■ CHALLENGE:
Search the material for the string "BTCUSD", then report how many lines hold it, with no other text.

■ Records about charts and figures:
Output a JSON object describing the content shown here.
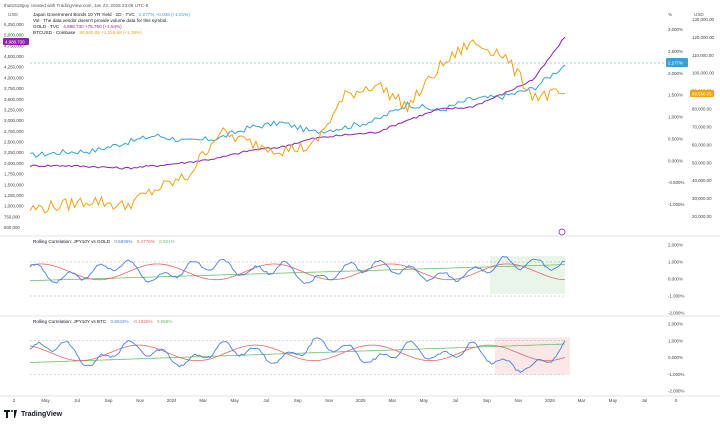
{
  "header": {
    "created_by": "that1618guy created with TradingView.com, Jan 23, 2026 23:08 UTC-8"
  },
  "legend": {
    "line1_name": "Japan Government Bonds 10 YR Yield · 1D · TVC",
    "line1_value": "2.277%  +0.036 (+1.61%)",
    "line2": "Vol · The data vendor doesn't provide volume data for this symbol.",
    "line3_name": "GOLD · TVC",
    "line3_value": "4,988.730  +75.760 (+1.54%)",
    "line4_name": "BTCUSD · Coinbase",
    "line4_value": "89,560.05  +1,228.88 (+1.39%)"
  },
  "left_axis": {
    "unit": "USD",
    "ticks": [
      "5,250,000",
      "5,000,000",
      "4,750,000",
      "4,500,000",
      "4,250,000",
      "4,000,000",
      "3,750,000",
      "3,500,000",
      "3,250,000",
      "3,000,000",
      "2,750,000",
      "2,500,000",
      "2,250,000",
      "2,000,000",
      "1,750,000",
      "1,500,000",
      "1,250,000",
      "1,000,000",
      "750,000",
      "500,000"
    ],
    "badge": "4,988.730"
  },
  "right_axis": {
    "unit_pct": "%",
    "unit_usd": "USD",
    "pct_ticks": [
      "3.000%",
      "2.500%",
      "2.000%",
      "1.500%",
      "1.000%",
      "0.500%",
      "0.000%",
      "-0.500%",
      "-1.000%"
    ],
    "usd_ticks": [
      "130,000.00",
      "120,000.00",
      "110,000.00",
      "100,000.00",
      "90,000.00",
      "80,000.00",
      "70,000.00",
      "60,000.00",
      "50,000.00",
      "40,000.00",
      "30,000.00",
      "20,000.00"
    ],
    "jgb_badge": "2.277%",
    "btc_badge": "89,560.05"
  },
  "panel1": {
    "title": "Rolling Correlation: JPY10Y vs GOLD",
    "v1": "0.5935%",
    "v2": "0.4776%",
    "v3": "0.921%",
    "ticks": [
      "2.000%",
      "1.000%",
      "0.000%",
      "-1.000%",
      "-2.000%"
    ]
  },
  "panel2": {
    "title": "Rolling Correlation: JPY10Y vs BTC",
    "v1": "0.6042%",
    "v2": "-0.1926%",
    "v3": "0.558%",
    "ticks": [
      "2.000%",
      "1.000%",
      "0.000%",
      "-1.000%",
      "-2.000%"
    ]
  },
  "time_axis": {
    "labels": [
      "2",
      "May",
      "Jul",
      "Sep",
      "Nov",
      "2024",
      "Mar",
      "May",
      "Jul",
      "Sep",
      "Nov",
      "2025",
      "Mar",
      "May",
      "Jul",
      "Sep",
      "Nov",
      "2026",
      "Mar",
      "May",
      "Jul",
      "S"
    ]
  },
  "brand": {
    "name": "TradingView"
  },
  "colors": {
    "jgb": "#3aa0d8",
    "gold": "#f0a21b",
    "btc": "#8e24aa",
    "purple_dark": "#6a1b9a",
    "corr_blue": "#4a7fe0",
    "corr_red": "#e06666",
    "corr_green": "#6abf6a"
  },
  "chart_data": [
    {
      "type": "line",
      "title": "Japan Government Bonds 10 YR Yield · 1D · TVC",
      "x": [
        "2023-03",
        "2023-05",
        "2023-07",
        "2023-09",
        "2023-11",
        "2024-01",
        "2024-03",
        "2024-05",
        "2024-07",
        "2024-09",
        "2024-11",
        "2025-01",
        "2025-03",
        "2025-05",
        "2025-07",
        "2025-09",
        "2025-11",
        "2026-01"
      ],
      "series": [
        {
          "name": "Japan Government Bonds 10 YR Yield · 1D · TVC",
          "unit": "%",
          "values": [
            0.35,
            0.42,
            0.45,
            0.62,
            0.78,
            0.65,
            0.72,
            0.95,
            1.05,
            0.85,
            0.95,
            1.1,
            1.45,
            1.3,
            1.55,
            1.6,
            1.78,
            2.277
          ]
        },
        {
          "name": "GOLD · TVC",
          "unit": "USD",
          "values": [
            1980,
            1985,
            1960,
            1920,
            1980,
            2060,
            2160,
            2340,
            2420,
            2620,
            2700,
            2760,
            3050,
            3300,
            3350,
            3650,
            4000,
            4988.73
          ]
        },
        {
          "name": "BTCUSD · Coinbase",
          "unit": "USD",
          "values": [
            25000,
            27000,
            30000,
            26500,
            36000,
            43000,
            68000,
            62000,
            58000,
            60000,
            88000,
            95000,
            82000,
            104000,
            118000,
            112000,
            88000,
            89560.05
          ]
        }
      ]
    },
    {
      "type": "line",
      "title": "Rolling Correlation: JPY10Y vs GOLD",
      "ylim": [
        -2,
        2
      ],
      "series": [
        {
          "name": "JPY10Y vs GOLD",
          "values": [
            0.5,
            -0.3,
            0.2,
            0.8,
            -0.4,
            0.5,
            0.7,
            0.1,
            0.6,
            -0.5,
            0.4,
            0.6,
            0.3,
            -0.2,
            0.1,
            0.8,
            0.7,
            0.59
          ]
        }
      ]
    },
    {
      "type": "line",
      "title": "Rolling Correlation: JPY10Y vs BTC",
      "ylim": [
        -2,
        2
      ],
      "series": [
        {
          "name": "JPY10Y vs BTC",
          "values": [
            0.4,
            0.8,
            -0.6,
            0.7,
            0.2,
            -0.5,
            0.6,
            0.3,
            -0.3,
            0.8,
            0.5,
            -0.4,
            0.7,
            -0.2,
            0.6,
            -0.5,
            -0.8,
            0.6
          ]
        }
      ]
    }
  ]
}
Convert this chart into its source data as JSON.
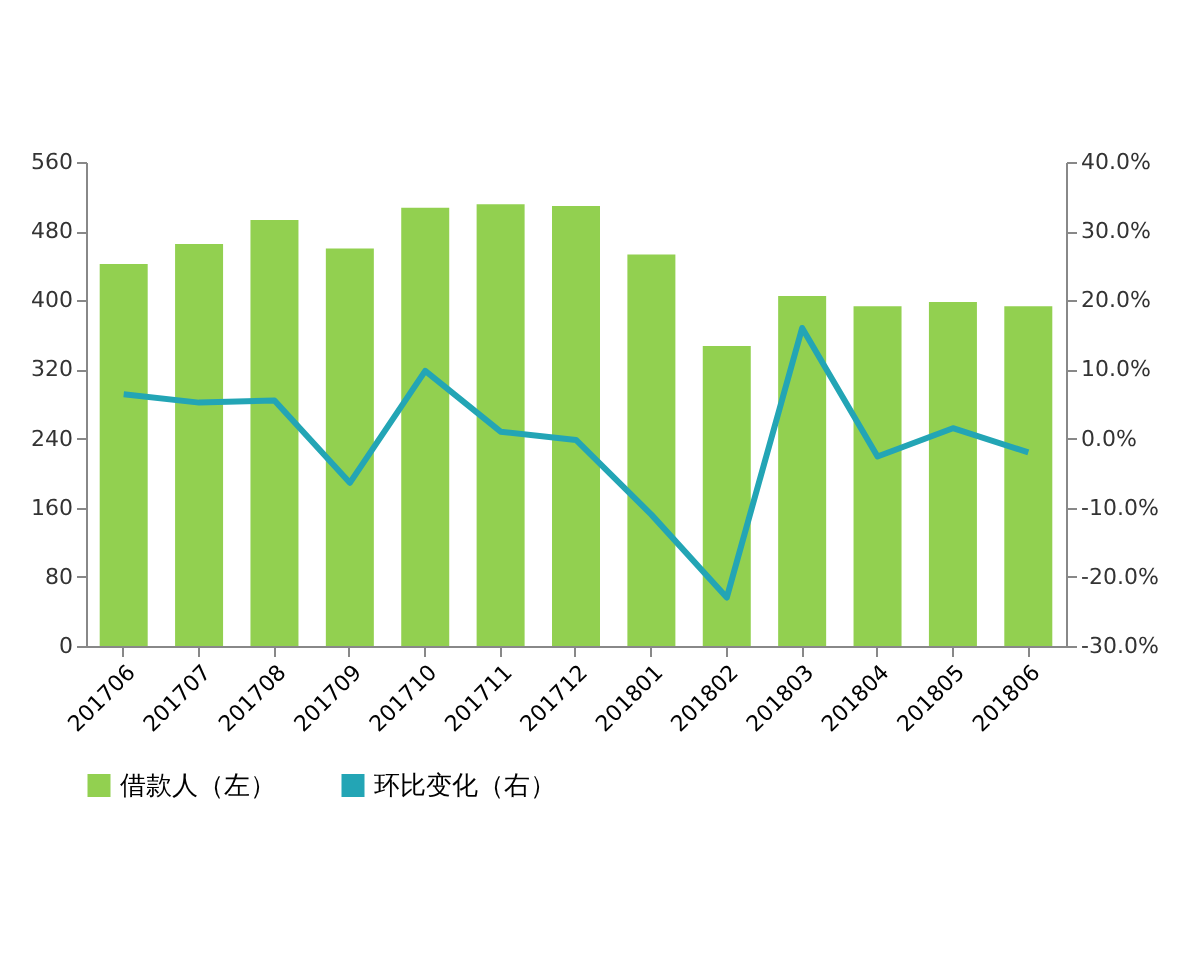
{
  "chart_data": {
    "type": "bar",
    "categories": [
      "201706",
      "201707",
      "201708",
      "201709",
      "201710",
      "201711",
      "201712",
      "201801",
      "201802",
      "201803",
      "201804",
      "201805",
      "201806"
    ],
    "series": [
      {
        "name": "借款人（左）",
        "color": "#92d050",
        "values": [
          442,
          465,
          493,
          460,
          507,
          511,
          509,
          453,
          347,
          405,
          393,
          398,
          393
        ]
      },
      {
        "name": "环比变化（右）",
        "type": "line",
        "axis": "y2",
        "color": "#23a5b5",
        "values": [
          6.4,
          5.2,
          5.5,
          -6.4,
          9.8,
          1.0,
          -0.2,
          -11,
          -23,
          16,
          -2.6,
          1.5,
          -2
        ]
      }
    ],
    "ylim": [
      0,
      560
    ],
    "yticks": [
      0,
      80,
      160,
      240,
      320,
      400,
      480,
      560
    ],
    "y2lim": [
      -30,
      40
    ],
    "y2ticks": [
      {
        "value": -30,
        "label": "-30.0%"
      },
      {
        "value": -20,
        "label": "-20.0%"
      },
      {
        "value": -10,
        "label": "-10.0%"
      },
      {
        "value": 0,
        "label": "0.0%"
      },
      {
        "value": 10,
        "label": "10.0%"
      },
      {
        "value": 20,
        "label": "20.0%"
      },
      {
        "value": 30,
        "label": "30.0%"
      },
      {
        "value": 40,
        "label": "40.0%"
      }
    ],
    "legend": "bottom",
    "grid": false
  }
}
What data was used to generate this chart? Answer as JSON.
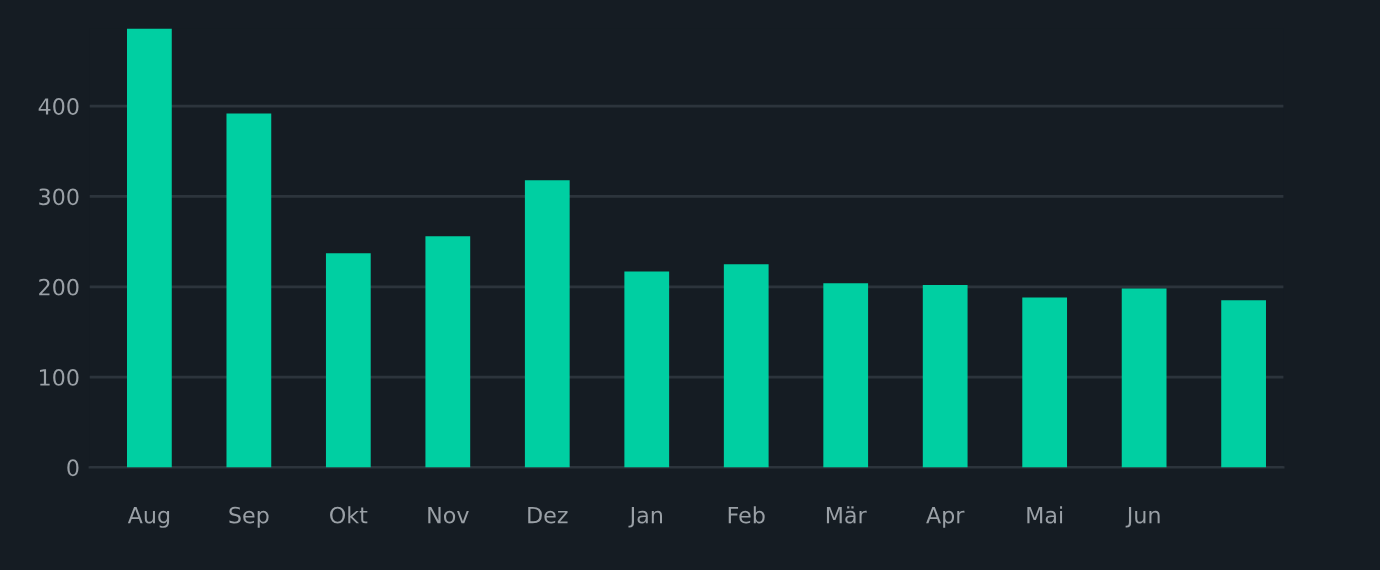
{
  "chart_data": {
    "type": "bar",
    "categories": [
      "Aug",
      "Sep",
      "Okt",
      "Nov",
      "Dez",
      "Jan",
      "Feb",
      "Mär",
      "Apr",
      "Mai",
      "Jun",
      null
    ],
    "values": [
      486,
      392,
      237,
      256,
      318,
      217,
      225,
      204,
      202,
      188,
      198,
      185
    ],
    "color": "#00cfa2",
    "ylim": [
      0,
      486
    ],
    "yticks": [
      0,
      100,
      200,
      300,
      400
    ],
    "grid": "y"
  }
}
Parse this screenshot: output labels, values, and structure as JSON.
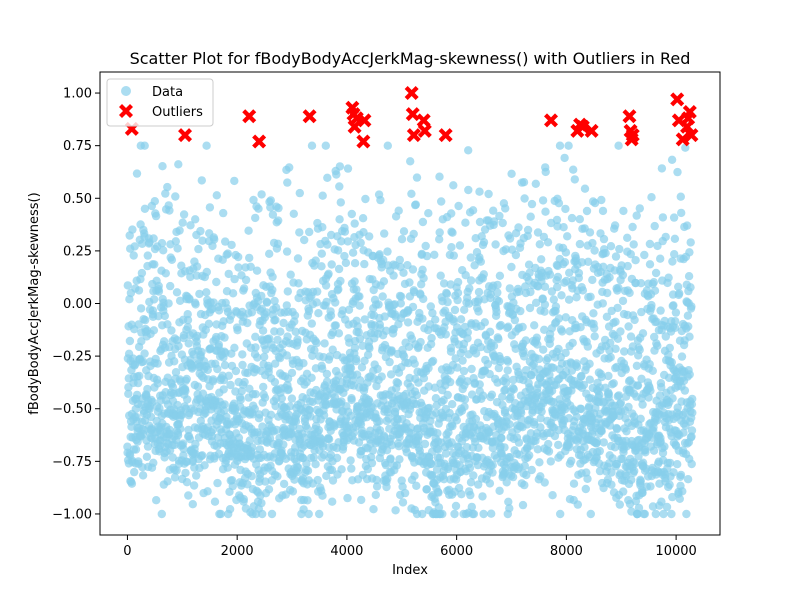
{
  "chart_data": {
    "type": "scatter",
    "title": "Scatter Plot for fBodyBodyAccJerkMag-skewness() with Outliers in Red",
    "xlabel": "Index",
    "ylabel": "fBodyBodyAccJerkMag-skewness()",
    "xlim": [
      -500,
      10800
    ],
    "ylim": [
      -1.1,
      1.1
    ],
    "x_ticks": [
      0,
      2000,
      4000,
      6000,
      8000,
      10000
    ],
    "y_ticks": [
      -1.0,
      -0.75,
      -0.5,
      -0.25,
      0.0,
      0.25,
      0.5,
      0.75,
      1.0
    ],
    "x_tick_labels": [
      "0",
      "2000",
      "4000",
      "6000",
      "8000",
      "10000"
    ],
    "y_tick_labels": [
      "−1.00",
      "−0.75",
      "−0.50",
      "−0.25",
      "0.00",
      "0.25",
      "0.50",
      "0.75",
      "1.00"
    ],
    "grid": false,
    "legend_position": "top-left",
    "legend": [
      "Data",
      "Outliers"
    ],
    "colors": {
      "data": "#87ceeb",
      "outliers": "#ff0000"
    },
    "data_series": {
      "name": "Data",
      "n_points": 10299,
      "x_range": [
        0,
        10298
      ],
      "y_range": [
        -1.0,
        0.75
      ]
    },
    "outliers": {
      "name": "Outliers",
      "x": [
        80,
        1050,
        2220,
        2400,
        3320,
        4100,
        4120,
        4140,
        4180,
        4300,
        4320,
        5180,
        5200,
        5220,
        5400,
        5420,
        5800,
        7720,
        8200,
        8250,
        8300,
        8460,
        9150,
        9170,
        9190,
        9210,
        10020,
        10050,
        10120,
        10200,
        10220,
        10250,
        10280
      ],
      "y": [
        0.83,
        0.8,
        0.89,
        0.77,
        0.89,
        0.93,
        0.9,
        0.84,
        0.88,
        0.77,
        0.87,
        1.0,
        0.9,
        0.8,
        0.87,
        0.82,
        0.8,
        0.87,
        0.82,
        0.85,
        0.84,
        0.82,
        0.89,
        0.82,
        0.78,
        0.8,
        0.97,
        0.87,
        0.78,
        0.84,
        0.88,
        0.91,
        0.8
      ]
    }
  }
}
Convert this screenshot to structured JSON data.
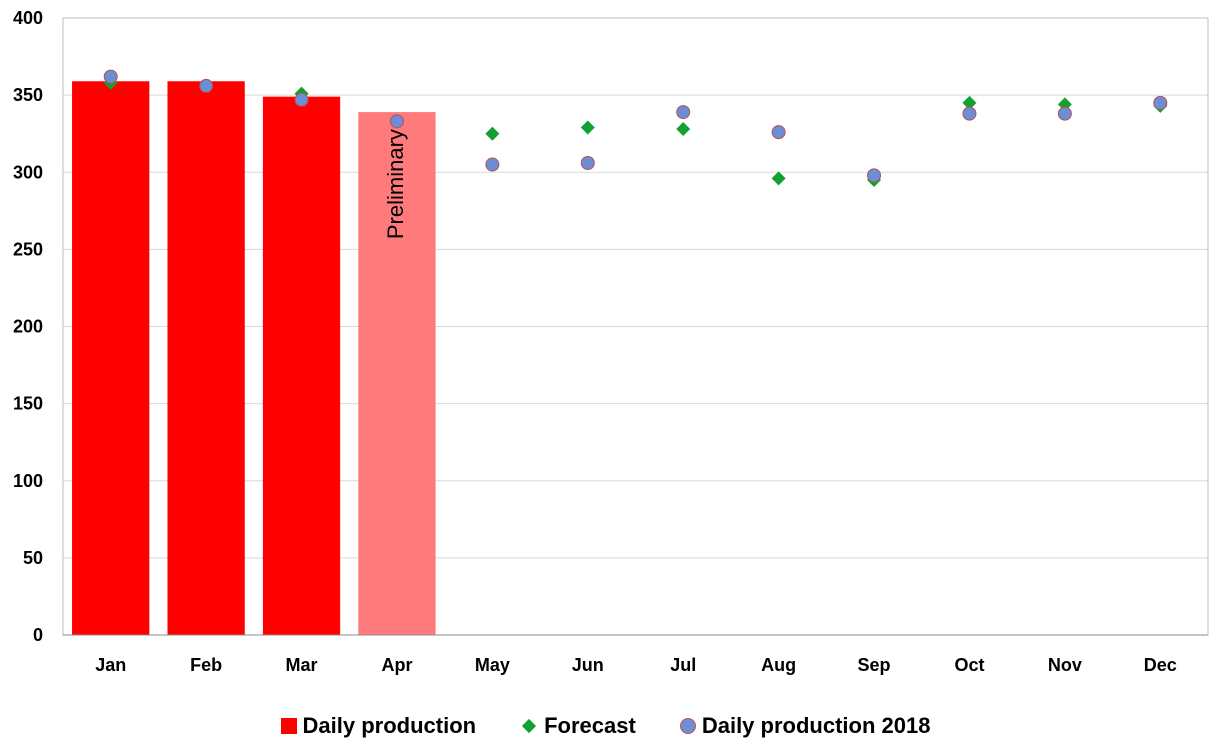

■ THE RESULT:
2